- _EXTRACTED ENTRIES_
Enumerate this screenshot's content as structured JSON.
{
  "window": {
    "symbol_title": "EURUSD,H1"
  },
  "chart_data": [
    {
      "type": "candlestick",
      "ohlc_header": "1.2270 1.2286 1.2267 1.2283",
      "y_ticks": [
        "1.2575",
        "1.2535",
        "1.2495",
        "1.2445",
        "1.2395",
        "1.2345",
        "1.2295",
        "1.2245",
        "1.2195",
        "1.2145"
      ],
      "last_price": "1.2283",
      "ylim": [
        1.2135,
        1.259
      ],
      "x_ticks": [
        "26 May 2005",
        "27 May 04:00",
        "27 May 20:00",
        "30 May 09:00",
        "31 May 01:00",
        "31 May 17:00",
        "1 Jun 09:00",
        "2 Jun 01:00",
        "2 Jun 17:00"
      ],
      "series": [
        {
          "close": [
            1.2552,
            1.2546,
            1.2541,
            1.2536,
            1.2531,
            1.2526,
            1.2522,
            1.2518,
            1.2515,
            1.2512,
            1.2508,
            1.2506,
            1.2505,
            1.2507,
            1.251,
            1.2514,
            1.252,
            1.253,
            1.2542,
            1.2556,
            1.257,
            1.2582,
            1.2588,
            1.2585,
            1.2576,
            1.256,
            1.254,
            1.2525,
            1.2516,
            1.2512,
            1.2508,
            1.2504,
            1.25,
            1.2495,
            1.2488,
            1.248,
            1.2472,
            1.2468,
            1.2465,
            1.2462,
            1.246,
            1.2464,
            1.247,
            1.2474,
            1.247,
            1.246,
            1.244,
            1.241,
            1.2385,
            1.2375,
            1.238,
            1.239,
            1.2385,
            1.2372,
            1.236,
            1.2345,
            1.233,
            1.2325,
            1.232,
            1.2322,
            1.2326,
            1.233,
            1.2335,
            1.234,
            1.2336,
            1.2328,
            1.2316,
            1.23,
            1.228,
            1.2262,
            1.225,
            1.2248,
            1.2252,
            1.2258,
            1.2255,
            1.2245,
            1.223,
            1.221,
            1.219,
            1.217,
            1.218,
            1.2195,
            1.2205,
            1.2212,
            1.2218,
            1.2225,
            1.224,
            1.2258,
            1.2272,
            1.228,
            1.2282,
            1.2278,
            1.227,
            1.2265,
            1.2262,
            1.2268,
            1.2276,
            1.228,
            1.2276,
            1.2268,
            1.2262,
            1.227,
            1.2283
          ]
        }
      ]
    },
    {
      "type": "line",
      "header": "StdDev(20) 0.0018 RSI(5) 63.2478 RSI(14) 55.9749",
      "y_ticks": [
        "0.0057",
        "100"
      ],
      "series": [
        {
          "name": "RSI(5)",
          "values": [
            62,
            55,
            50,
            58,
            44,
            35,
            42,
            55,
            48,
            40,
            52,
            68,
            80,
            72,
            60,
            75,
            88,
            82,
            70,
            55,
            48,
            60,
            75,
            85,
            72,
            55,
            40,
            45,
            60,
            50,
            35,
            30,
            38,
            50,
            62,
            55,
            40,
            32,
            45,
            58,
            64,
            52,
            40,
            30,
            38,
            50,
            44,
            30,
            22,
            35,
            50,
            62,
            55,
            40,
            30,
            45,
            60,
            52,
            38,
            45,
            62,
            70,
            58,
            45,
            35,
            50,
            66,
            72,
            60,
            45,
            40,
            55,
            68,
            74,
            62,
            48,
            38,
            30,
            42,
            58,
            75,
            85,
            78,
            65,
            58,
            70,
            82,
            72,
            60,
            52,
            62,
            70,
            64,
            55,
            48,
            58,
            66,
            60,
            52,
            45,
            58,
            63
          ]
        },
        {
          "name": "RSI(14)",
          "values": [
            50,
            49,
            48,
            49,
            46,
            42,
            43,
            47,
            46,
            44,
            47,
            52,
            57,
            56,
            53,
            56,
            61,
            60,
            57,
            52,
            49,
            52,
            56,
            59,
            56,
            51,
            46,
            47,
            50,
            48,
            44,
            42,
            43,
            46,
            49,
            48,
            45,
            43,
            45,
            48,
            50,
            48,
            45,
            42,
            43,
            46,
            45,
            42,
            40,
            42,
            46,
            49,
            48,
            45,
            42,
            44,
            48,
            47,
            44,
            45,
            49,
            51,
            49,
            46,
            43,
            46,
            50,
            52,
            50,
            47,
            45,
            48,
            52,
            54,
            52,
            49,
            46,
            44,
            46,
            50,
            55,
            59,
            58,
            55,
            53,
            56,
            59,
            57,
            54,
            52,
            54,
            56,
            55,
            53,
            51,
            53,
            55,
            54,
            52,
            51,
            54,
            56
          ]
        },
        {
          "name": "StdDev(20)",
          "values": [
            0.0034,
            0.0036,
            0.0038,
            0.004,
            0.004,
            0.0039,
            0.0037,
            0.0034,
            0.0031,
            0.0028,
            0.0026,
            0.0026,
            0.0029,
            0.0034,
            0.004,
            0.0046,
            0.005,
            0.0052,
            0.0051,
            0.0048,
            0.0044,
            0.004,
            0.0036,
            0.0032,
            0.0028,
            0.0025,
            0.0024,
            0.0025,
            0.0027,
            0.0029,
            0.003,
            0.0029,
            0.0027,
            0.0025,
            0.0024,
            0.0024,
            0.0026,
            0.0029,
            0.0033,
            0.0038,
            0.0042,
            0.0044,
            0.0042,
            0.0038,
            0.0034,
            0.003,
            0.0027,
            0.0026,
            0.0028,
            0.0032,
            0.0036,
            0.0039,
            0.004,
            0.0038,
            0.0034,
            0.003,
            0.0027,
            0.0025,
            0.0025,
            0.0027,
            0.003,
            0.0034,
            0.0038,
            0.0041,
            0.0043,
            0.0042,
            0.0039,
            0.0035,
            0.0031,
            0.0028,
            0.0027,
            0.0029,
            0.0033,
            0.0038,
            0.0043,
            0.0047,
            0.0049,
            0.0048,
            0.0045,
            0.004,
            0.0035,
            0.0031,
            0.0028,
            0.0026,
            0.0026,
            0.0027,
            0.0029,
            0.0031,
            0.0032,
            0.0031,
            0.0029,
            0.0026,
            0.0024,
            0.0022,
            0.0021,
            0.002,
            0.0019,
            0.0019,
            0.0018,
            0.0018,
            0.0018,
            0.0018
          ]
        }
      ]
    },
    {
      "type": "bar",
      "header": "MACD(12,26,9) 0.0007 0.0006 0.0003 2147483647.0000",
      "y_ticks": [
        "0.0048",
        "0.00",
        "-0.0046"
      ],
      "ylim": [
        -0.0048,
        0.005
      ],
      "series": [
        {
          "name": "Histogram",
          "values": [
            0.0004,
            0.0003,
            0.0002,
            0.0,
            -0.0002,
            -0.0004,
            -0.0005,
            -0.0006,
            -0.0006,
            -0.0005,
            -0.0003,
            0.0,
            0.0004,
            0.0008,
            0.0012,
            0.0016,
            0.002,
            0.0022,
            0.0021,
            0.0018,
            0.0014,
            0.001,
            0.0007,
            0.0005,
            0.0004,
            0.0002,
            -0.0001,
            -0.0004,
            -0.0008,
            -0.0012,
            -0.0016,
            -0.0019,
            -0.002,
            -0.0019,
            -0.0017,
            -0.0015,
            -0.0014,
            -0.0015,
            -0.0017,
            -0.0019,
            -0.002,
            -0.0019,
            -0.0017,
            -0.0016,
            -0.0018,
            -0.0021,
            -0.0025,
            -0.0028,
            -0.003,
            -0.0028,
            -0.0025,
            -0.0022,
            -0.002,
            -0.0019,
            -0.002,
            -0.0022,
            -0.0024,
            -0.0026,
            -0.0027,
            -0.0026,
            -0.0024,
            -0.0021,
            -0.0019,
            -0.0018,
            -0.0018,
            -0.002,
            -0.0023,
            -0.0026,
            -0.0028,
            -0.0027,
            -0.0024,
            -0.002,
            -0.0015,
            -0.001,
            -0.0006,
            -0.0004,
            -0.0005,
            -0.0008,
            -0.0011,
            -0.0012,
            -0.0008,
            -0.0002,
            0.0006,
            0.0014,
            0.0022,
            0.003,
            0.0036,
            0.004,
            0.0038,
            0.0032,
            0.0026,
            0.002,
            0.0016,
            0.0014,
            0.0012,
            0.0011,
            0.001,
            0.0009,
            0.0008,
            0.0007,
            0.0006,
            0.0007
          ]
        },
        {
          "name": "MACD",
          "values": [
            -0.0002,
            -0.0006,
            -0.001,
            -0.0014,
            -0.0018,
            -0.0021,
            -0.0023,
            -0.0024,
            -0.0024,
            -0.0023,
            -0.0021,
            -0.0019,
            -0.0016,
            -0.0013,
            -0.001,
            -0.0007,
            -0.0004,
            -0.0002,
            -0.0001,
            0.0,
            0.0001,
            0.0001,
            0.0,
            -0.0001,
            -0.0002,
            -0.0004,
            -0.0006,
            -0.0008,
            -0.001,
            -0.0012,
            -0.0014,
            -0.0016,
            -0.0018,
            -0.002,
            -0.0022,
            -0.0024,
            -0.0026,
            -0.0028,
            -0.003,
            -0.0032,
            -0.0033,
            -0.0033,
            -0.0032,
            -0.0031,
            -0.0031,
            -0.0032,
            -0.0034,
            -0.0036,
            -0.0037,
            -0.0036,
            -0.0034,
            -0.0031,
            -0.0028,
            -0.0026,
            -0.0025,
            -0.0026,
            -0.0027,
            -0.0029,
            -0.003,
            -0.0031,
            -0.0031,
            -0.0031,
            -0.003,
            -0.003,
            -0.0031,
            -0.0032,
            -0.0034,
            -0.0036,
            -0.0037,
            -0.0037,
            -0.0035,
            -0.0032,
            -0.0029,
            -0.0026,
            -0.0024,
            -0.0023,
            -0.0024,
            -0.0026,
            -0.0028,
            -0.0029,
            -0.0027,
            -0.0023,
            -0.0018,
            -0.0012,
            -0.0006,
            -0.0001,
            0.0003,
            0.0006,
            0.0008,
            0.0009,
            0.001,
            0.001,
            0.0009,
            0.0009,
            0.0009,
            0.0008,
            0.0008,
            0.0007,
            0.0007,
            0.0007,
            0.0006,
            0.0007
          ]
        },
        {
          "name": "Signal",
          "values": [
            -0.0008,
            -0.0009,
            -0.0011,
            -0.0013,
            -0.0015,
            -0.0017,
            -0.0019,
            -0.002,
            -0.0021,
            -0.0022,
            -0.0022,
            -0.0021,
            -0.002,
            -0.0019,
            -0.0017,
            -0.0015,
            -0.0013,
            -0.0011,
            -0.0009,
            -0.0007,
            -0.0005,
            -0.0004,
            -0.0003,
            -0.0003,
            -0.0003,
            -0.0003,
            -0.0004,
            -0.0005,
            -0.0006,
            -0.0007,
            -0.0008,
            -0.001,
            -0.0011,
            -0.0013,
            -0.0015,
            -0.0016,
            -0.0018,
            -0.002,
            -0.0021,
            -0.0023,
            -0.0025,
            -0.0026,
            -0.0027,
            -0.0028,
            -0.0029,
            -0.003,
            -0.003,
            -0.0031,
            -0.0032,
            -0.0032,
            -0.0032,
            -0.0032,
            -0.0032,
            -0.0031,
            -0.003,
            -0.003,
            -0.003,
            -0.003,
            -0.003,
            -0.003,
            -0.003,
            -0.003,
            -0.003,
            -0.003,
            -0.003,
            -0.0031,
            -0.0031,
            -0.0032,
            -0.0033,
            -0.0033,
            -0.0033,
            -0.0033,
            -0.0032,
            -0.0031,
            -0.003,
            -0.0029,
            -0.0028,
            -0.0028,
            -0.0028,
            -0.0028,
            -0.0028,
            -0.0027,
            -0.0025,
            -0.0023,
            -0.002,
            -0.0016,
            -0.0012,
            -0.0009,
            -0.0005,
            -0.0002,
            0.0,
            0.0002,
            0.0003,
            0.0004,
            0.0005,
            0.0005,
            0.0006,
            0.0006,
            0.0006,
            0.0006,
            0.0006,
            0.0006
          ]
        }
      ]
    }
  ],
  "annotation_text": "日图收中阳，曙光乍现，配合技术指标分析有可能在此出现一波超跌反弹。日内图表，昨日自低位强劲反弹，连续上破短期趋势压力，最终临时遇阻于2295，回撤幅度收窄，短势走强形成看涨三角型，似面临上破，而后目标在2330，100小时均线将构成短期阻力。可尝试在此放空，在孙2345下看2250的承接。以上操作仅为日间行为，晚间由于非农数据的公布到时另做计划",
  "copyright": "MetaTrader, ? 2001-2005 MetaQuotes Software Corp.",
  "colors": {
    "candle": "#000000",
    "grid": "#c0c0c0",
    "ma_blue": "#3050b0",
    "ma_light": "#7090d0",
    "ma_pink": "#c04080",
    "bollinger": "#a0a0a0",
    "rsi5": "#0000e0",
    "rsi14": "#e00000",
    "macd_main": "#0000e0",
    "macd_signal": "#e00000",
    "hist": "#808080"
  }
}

- _AIM OF THE EXERCISE_
How many of the lines above include the word "type"? Respond with the number alone.

- _SOLUTION_
3